# Problem to solve:
Repeat the listing exactly as given, omitting every image.

============

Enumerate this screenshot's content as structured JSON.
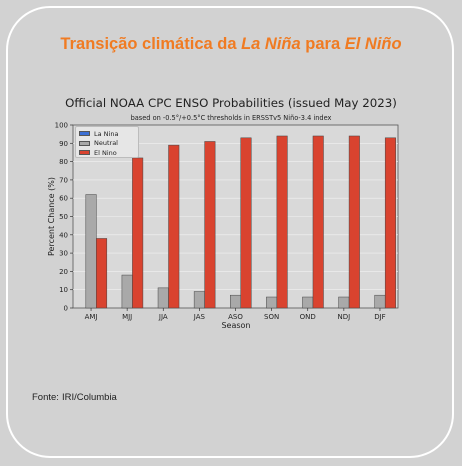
{
  "slide": {
    "title_prefix": "Transição climática da ",
    "title_la_nina": "La Niña",
    "title_middle": " para ",
    "title_el_nino": "El Niño",
    "source_label": "Fonte:",
    "source_value": "IRI/Columbia"
  },
  "colors": {
    "title": "#f07b22",
    "la_nina": "#3b6fd4",
    "neutral": "#a9a9a9",
    "el_nino": "#d9432f",
    "plot_bg": "#d9d9d9"
  },
  "chart_data": {
    "type": "bar",
    "title": "Official NOAA CPC ENSO Probabilities (issued May 2023)",
    "subtitle": "based on -0.5°/+0.5°C thresholds in ERSSTv5 Niño-3.4 index",
    "xlabel": "Season",
    "ylabel": "Percent Chance (%)",
    "ylim": [
      0,
      100
    ],
    "yticks": [
      0,
      10,
      20,
      30,
      40,
      50,
      60,
      70,
      80,
      90,
      100
    ],
    "grid": true,
    "legend_position": "top-left",
    "categories": [
      "AMJ",
      "MJJ",
      "JJA",
      "JAS",
      "ASO",
      "SON",
      "OND",
      "NDJ",
      "DJF"
    ],
    "series": [
      {
        "name": "La Nina",
        "values": [
          0,
          0,
          0,
          0,
          0,
          0,
          0,
          0,
          0
        ]
      },
      {
        "name": "Neutral",
        "values": [
          62,
          18,
          11,
          9,
          7,
          6,
          6,
          6,
          7
        ]
      },
      {
        "name": "El Nino",
        "values": [
          38,
          82,
          89,
          91,
          93,
          94,
          94,
          94,
          93
        ]
      }
    ]
  }
}
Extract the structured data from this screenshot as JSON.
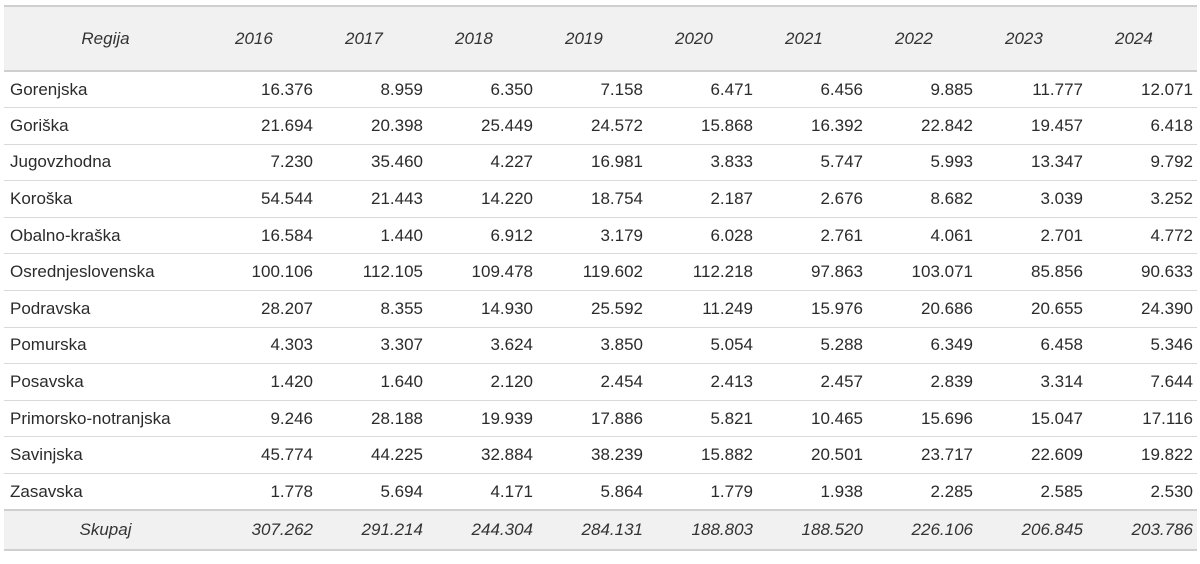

============

# Solution for this task:
Enumerate this screenshot's content as structured JSON.
{
  "slide": {
    "title_prefix": "Transição climática da ",
    "title_la_nina": "La Niña",
    "title_middle": " para ",
    "title_el_nino": "El Niño",
    "source_label": "Fonte:",
    "source_value": "IRI/Columbia"
  },
  "colors": {
    "title": "#f07b22",
    "la_nina": "#3b6fd4",
    "neutral": "#a9a9a9",
    "el_nino": "#d9432f",
    "plot_bg": "#d9d9d9"
  },
  "chart_data": {
    "type": "bar",
    "title": "Official NOAA CPC ENSO Probabilities (issued May 2023)",
    "subtitle": "based on -0.5°/+0.5°C thresholds in ERSSTv5 Niño-3.4 index",
    "xlabel": "Season",
    "ylabel": "Percent Chance (%)",
    "ylim": [
      0,
      100
    ],
    "yticks": [
      0,
      10,
      20,
      30,
      40,
      50,
      60,
      70,
      80,
      90,
      100
    ],
    "grid": true,
    "legend_position": "top-left",
    "categories": [
      "AMJ",
      "MJJ",
      "JJA",
      "JAS",
      "ASO",
      "SON",
      "OND",
      "NDJ",
      "DJF"
    ],
    "series": [
      {
        "name": "La Nina",
        "values": [
          0,
          0,
          0,
          0,
          0,
          0,
          0,
          0,
          0
        ]
      },
      {
        "name": "Neutral",
        "values": [
          62,
          18,
          11,
          9,
          7,
          6,
          6,
          6,
          7
        ]
      },
      {
        "name": "El Nino",
        "values": [
          38,
          82,
          89,
          91,
          93,
          94,
          94,
          94,
          93
        ]
      }
    ]
  }
}
Extract the structured data from this screenshot as JSON.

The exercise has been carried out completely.